- _Stated goal_
Quote every line below exactly as it reads.

--- BEGIN Task input ---

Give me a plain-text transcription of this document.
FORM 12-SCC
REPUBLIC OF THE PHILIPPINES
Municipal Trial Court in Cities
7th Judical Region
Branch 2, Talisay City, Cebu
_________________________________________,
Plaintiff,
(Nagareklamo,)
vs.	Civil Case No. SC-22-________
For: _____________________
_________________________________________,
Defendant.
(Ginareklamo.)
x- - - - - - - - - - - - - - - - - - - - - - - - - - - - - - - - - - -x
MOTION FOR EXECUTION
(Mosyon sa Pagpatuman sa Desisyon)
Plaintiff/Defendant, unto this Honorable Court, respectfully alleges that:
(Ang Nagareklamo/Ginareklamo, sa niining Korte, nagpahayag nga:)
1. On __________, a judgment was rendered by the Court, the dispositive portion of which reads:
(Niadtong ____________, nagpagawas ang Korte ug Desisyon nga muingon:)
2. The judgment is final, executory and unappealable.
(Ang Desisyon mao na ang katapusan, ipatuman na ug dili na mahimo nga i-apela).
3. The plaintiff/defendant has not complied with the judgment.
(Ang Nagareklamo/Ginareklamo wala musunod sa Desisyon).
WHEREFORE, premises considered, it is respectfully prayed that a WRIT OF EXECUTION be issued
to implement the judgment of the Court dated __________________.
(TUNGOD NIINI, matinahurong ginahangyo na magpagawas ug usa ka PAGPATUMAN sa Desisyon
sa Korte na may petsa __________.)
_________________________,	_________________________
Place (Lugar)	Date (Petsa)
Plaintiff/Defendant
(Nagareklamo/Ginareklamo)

--- END Task input ---

- _Right answer_
Give me a plain-text transcription of this document.
FORM 12-SCC
REPUBLIC OF THE PHILIPPINES
Municipal Trial Court in Cities
7th Judical Region
Branch 2, Talisay City, Cebu
_________________________________________,
Plaintiff,
(Nagareklamo,)
vs.	Civil Case No. SC-22-________
For: _____________________
_________________________________________,
Defendant.
(Ginareklamo.)
x- - - - - - - - - - - - - - - - - - - - - - - - - - - - - - - - - - -x
MOTION FOR EXECUTION
(Mosyon sa Pagpatuman sa Desisyon)
Plaintiff/Defendant, unto this Honorable Court, respectfully alleges that:
(Ang Nagareklamo/Ginareklamo, sa niining Korte, nagpahayag nga:)
1. On __________, a judgment was rendered by the Court, the dispositive portion of which reads:
(Niadtong ____________, nagpagawas ang Korte ug Desisyon nga muingon:)
2. The judgment is final, executory and unappealable.
(Ang Desisyon mao na ang katapusan, ipatuman na ug dili na mahimo nga i-apela).
3. The plaintiff/defendant has not complied with the judgment.
(Ang Nagareklamo/Ginareklamo wala musunod sa Desisyon).
WHEREFORE, premises considered, it is respectfully prayed that a WRIT OF EXECUTION be issued
to implement the judgment of the Court dated __________________.
(TUNGOD NIINI, matinahurong ginahangyo na magpagawas ug usa ka PAGPATUMAN sa Desisyon
sa Korte na may petsa __________.)
_________________________,	_________________________
Place (Lugar)	Date (Petsa)
Plaintiff/Defendant
(Nagareklamo/Ginareklamo)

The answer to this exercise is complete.